-- Start STORED RECORDS --

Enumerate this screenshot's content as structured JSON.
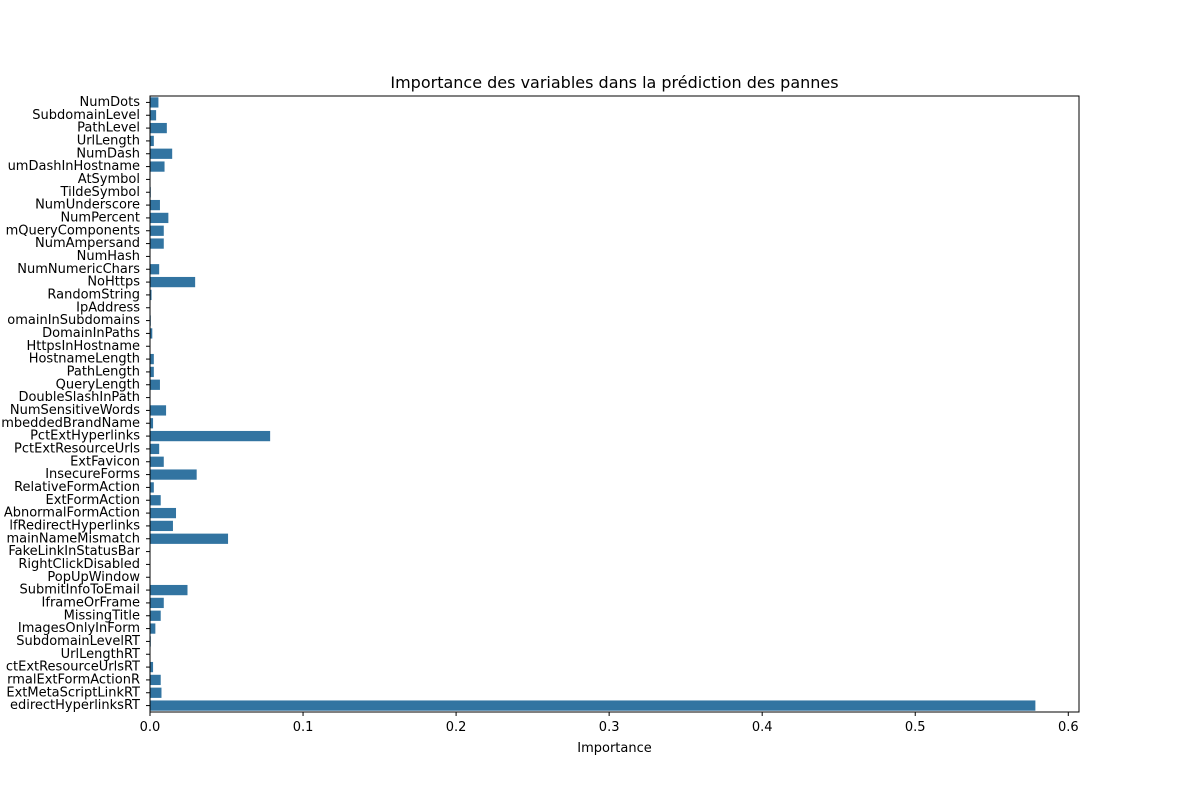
{
  "chart_data": {
    "type": "bar",
    "orientation": "horizontal",
    "title": "Importance des variables dans la prédiction des pannes",
    "xlabel": "Importance",
    "ylabel": "",
    "xlim": [
      0,
      0.607
    ],
    "xticks": [
      0.0,
      0.1,
      0.2,
      0.3,
      0.4,
      0.5,
      0.6
    ],
    "xtick_labels": [
      "0.0",
      "0.1",
      "0.2",
      "0.3",
      "0.4",
      "0.5",
      "0.6"
    ],
    "grid": false,
    "bar_color": "#3274a1",
    "categories": [
      "NumDots",
      "SubdomainLevel",
      "PathLevel",
      "UrlLength",
      "NumDash",
      "umDashInHostname",
      "AtSymbol",
      "TildeSymbol",
      "NumUnderscore",
      "NumPercent",
      "mQueryComponents",
      "NumAmpersand",
      "NumHash",
      "NumNumericChars",
      "NoHttps",
      "RandomString",
      "IpAddress",
      "omainInSubdomains",
      "DomainInPaths",
      "HttpsInHostname",
      "HostnameLength",
      "PathLength",
      "QueryLength",
      "DoubleSlashInPath",
      "NumSensitiveWords",
      "mbeddedBrandName",
      "PctExtHyperlinks",
      "PctExtResourceUrls",
      "ExtFavicon",
      "InsecureForms",
      "RelativeFormAction",
      "ExtFormAction",
      "AbnormalFormAction",
      "lfRedirectHyperlinks",
      "mainNameMismatch",
      "FakeLinkInStatusBar",
      "RightClickDisabled",
      "PopUpWindow",
      "SubmitInfoToEmail",
      "IframeOrFrame",
      "MissingTitle",
      "ImagesOnlyInForm",
      "SubdomainLevelRT",
      "UrlLengthRT",
      "ctExtResourceUrlsRT",
      "rmalExtFormActionR",
      "ExtMetaScriptLinkRT",
      "edirectHyperlinksRT"
    ],
    "values": [
      0.0055,
      0.004,
      0.011,
      0.0025,
      0.0145,
      0.0095,
      0.0,
      0.0005,
      0.0065,
      0.012,
      0.009,
      0.009,
      0.0,
      0.006,
      0.0295,
      0.001,
      0.0,
      0.0005,
      0.0015,
      0.0,
      0.0025,
      0.0025,
      0.0065,
      0.0,
      0.0105,
      0.002,
      0.0785,
      0.006,
      0.009,
      0.0305,
      0.0025,
      0.007,
      0.017,
      0.015,
      0.051,
      0.0,
      0.0,
      0.0,
      0.0245,
      0.009,
      0.007,
      0.0035,
      0.0005,
      0.0,
      0.002,
      0.007,
      0.0075,
      0.5785
    ]
  }
}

-- End STORED RECORDS --

Repeat every record above exactly, but leave out any pictures.

→ **SOLUTION TO THIS TASK**
Enumerate this screenshot's content as structured JSON.
{
  "chart_data": {
    "type": "bar",
    "orientation": "horizontal",
    "title": "Importance des variables dans la prédiction des pannes",
    "xlabel": "Importance",
    "ylabel": "",
    "xlim": [
      0,
      0.607
    ],
    "xticks": [
      0.0,
      0.1,
      0.2,
      0.3,
      0.4,
      0.5,
      0.6
    ],
    "xtick_labels": [
      "0.0",
      "0.1",
      "0.2",
      "0.3",
      "0.4",
      "0.5",
      "0.6"
    ],
    "grid": false,
    "bar_color": "#3274a1",
    "categories": [
      "NumDots",
      "SubdomainLevel",
      "PathLevel",
      "UrlLength",
      "NumDash",
      "umDashInHostname",
      "AtSymbol",
      "TildeSymbol",
      "NumUnderscore",
      "NumPercent",
      "mQueryComponents",
      "NumAmpersand",
      "NumHash",
      "NumNumericChars",
      "NoHttps",
      "RandomString",
      "IpAddress",
      "omainInSubdomains",
      "DomainInPaths",
      "HttpsInHostname",
      "HostnameLength",
      "PathLength",
      "QueryLength",
      "DoubleSlashInPath",
      "NumSensitiveWords",
      "mbeddedBrandName",
      "PctExtHyperlinks",
      "PctExtResourceUrls",
      "ExtFavicon",
      "InsecureForms",
      "RelativeFormAction",
      "ExtFormAction",
      "AbnormalFormAction",
      "lfRedirectHyperlinks",
      "mainNameMismatch",
      "FakeLinkInStatusBar",
      "RightClickDisabled",
      "PopUpWindow",
      "SubmitInfoToEmail",
      "IframeOrFrame",
      "MissingTitle",
      "ImagesOnlyInForm",
      "SubdomainLevelRT",
      "UrlLengthRT",
      "ctExtResourceUrlsRT",
      "rmalExtFormActionR",
      "ExtMetaScriptLinkRT",
      "edirectHyperlinksRT"
    ],
    "values": [
      0.0055,
      0.004,
      0.011,
      0.0025,
      0.0145,
      0.0095,
      0.0,
      0.0005,
      0.0065,
      0.012,
      0.009,
      0.009,
      0.0,
      0.006,
      0.0295,
      0.001,
      0.0,
      0.0005,
      0.0015,
      0.0,
      0.0025,
      0.0025,
      0.0065,
      0.0,
      0.0105,
      0.002,
      0.0785,
      0.006,
      0.009,
      0.0305,
      0.0025,
      0.007,
      0.017,
      0.015,
      0.051,
      0.0,
      0.0,
      0.0,
      0.0245,
      0.009,
      0.007,
      0.0035,
      0.0005,
      0.0,
      0.002,
      0.007,
      0.0075,
      0.5785
    ]
  }
}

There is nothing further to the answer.